* TASK DATA
-- START --

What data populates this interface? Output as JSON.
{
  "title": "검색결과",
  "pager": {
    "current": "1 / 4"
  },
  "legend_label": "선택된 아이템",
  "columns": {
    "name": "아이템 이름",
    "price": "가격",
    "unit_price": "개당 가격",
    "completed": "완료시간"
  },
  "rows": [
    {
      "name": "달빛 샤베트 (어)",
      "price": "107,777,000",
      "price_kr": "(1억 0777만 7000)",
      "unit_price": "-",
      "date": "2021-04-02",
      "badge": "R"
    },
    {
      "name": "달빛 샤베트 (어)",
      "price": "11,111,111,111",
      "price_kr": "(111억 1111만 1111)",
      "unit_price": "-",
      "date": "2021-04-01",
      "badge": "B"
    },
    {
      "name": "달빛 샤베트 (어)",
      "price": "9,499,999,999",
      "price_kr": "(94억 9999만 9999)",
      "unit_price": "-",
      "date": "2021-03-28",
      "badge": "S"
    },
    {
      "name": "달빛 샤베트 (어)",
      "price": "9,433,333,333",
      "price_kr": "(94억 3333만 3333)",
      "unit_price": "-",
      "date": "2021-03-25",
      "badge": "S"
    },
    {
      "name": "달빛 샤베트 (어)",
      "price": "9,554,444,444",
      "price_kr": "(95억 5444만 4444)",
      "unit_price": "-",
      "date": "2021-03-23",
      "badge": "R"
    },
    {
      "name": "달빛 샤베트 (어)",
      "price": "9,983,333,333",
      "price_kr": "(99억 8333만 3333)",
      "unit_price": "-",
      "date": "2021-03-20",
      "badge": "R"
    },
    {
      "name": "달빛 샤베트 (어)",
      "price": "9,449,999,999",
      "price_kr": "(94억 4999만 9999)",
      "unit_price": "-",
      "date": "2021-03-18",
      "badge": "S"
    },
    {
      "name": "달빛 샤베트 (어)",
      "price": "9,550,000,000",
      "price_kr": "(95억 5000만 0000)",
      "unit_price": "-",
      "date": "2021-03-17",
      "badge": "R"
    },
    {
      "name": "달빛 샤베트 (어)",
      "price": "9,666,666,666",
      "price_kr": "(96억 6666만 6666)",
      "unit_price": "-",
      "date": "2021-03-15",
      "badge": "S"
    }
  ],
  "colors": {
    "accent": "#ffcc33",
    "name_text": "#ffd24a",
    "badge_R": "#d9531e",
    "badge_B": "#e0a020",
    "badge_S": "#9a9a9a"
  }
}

-- END --

* YOUR INSTRUCTIONS
Retype the data in full and match it exactly.

* RESPONSE TO THIS EXERCISE
What data populates this interface? Output as JSON.
{
  "title": "검색결과",
  "pager": {
    "current": "1 / 4"
  },
  "legend_label": "선택된 아이템",
  "columns": {
    "name": "아이템 이름",
    "price": "가격",
    "unit_price": "개당 가격",
    "completed": "완료시간"
  },
  "rows": [
    {
      "name": "달빛 샤베트 (어)",
      "price": "107,777,000",
      "price_kr": "(1억 0777만 7000)",
      "unit_price": "-",
      "date": "2021-04-02",
      "badge": "R"
    },
    {
      "name": "달빛 샤베트 (어)",
      "price": "11,111,111,111",
      "price_kr": "(111억 1111만 1111)",
      "unit_price": "-",
      "date": "2021-04-01",
      "badge": "B"
    },
    {
      "name": "달빛 샤베트 (어)",
      "price": "9,499,999,999",
      "price_kr": "(94억 9999만 9999)",
      "unit_price": "-",
      "date": "2021-03-28",
      "badge": "S"
    },
    {
      "name": "달빛 샤베트 (어)",
      "price": "9,433,333,333",
      "price_kr": "(94억 3333만 3333)",
      "unit_price": "-",
      "date": "2021-03-25",
      "badge": "S"
    },
    {
      "name": "달빛 샤베트 (어)",
      "price": "9,554,444,444",
      "price_kr": "(95억 5444만 4444)",
      "unit_price": "-",
      "date": "2021-03-23",
      "badge": "R"
    },
    {
      "name": "달빛 샤베트 (어)",
      "price": "9,983,333,333",
      "price_kr": "(99억 8333만 3333)",
      "unit_price": "-",
      "date": "2021-03-20",
      "badge": "R"
    },
    {
      "name": "달빛 샤베트 (어)",
      "price": "9,449,999,999",
      "price_kr": "(94억 4999만 9999)",
      "unit_price": "-",
      "date": "2021-03-18",
      "badge": "S"
    },
    {
      "name": "달빛 샤베트 (어)",
      "price": "9,550,000,000",
      "price_kr": "(95억 5000만 0000)",
      "unit_price": "-",
      "date": "2021-03-17",
      "badge": "R"
    },
    {
      "name": "달빛 샤베트 (어)",
      "price": "9,666,666,666",
      "price_kr": "(96억 6666만 6666)",
      "unit_price": "-",
      "date": "2021-03-15",
      "badge": "S"
    }
  ],
  "colors": {
    "accent": "#ffcc33",
    "name_text": "#ffd24a",
    "badge_R": "#d9531e",
    "badge_B": "#e0a020",
    "badge_S": "#9a9a9a"
  }
}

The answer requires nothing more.